Verbatim output of all the material below is required.

• Material for the task:
________________________________________

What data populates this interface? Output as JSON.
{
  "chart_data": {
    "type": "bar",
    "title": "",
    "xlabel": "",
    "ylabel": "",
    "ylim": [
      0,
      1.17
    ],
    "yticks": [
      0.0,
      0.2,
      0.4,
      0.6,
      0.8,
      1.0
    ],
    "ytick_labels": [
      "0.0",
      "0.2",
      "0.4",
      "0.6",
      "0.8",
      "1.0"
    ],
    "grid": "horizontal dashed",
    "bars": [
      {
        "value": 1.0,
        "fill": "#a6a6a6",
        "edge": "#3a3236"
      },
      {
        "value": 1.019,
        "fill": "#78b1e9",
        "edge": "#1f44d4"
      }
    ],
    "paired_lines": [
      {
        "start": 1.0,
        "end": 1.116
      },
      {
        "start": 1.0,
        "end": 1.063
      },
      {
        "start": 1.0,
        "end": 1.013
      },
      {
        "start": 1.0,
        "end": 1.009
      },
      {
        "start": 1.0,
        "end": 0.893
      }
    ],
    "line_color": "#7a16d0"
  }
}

________________________________________

• Result:
What data populates this interface? Output as JSON.
{
  "chart_data": {
    "type": "bar",
    "title": "",
    "xlabel": "",
    "ylabel": "",
    "ylim": [
      0,
      1.17
    ],
    "yticks": [
      0.0,
      0.2,
      0.4,
      0.6,
      0.8,
      1.0
    ],
    "ytick_labels": [
      "0.0",
      "0.2",
      "0.4",
      "0.6",
      "0.8",
      "1.0"
    ],
    "grid": "horizontal dashed",
    "bars": [
      {
        "value": 1.0,
        "fill": "#a6a6a6",
        "edge": "#3a3236"
      },
      {
        "value": 1.019,
        "fill": "#78b1e9",
        "edge": "#1f44d4"
      }
    ],
    "paired_lines": [
      {
        "start": 1.0,
        "end": 1.116
      },
      {
        "start": 1.0,
        "end": 1.063
      },
      {
        "start": 1.0,
        "end": 1.013
      },
      {
        "start": 1.0,
        "end": 1.009
      },
      {
        "start": 1.0,
        "end": 0.893
      }
    ],
    "line_color": "#7a16d0"
  }
}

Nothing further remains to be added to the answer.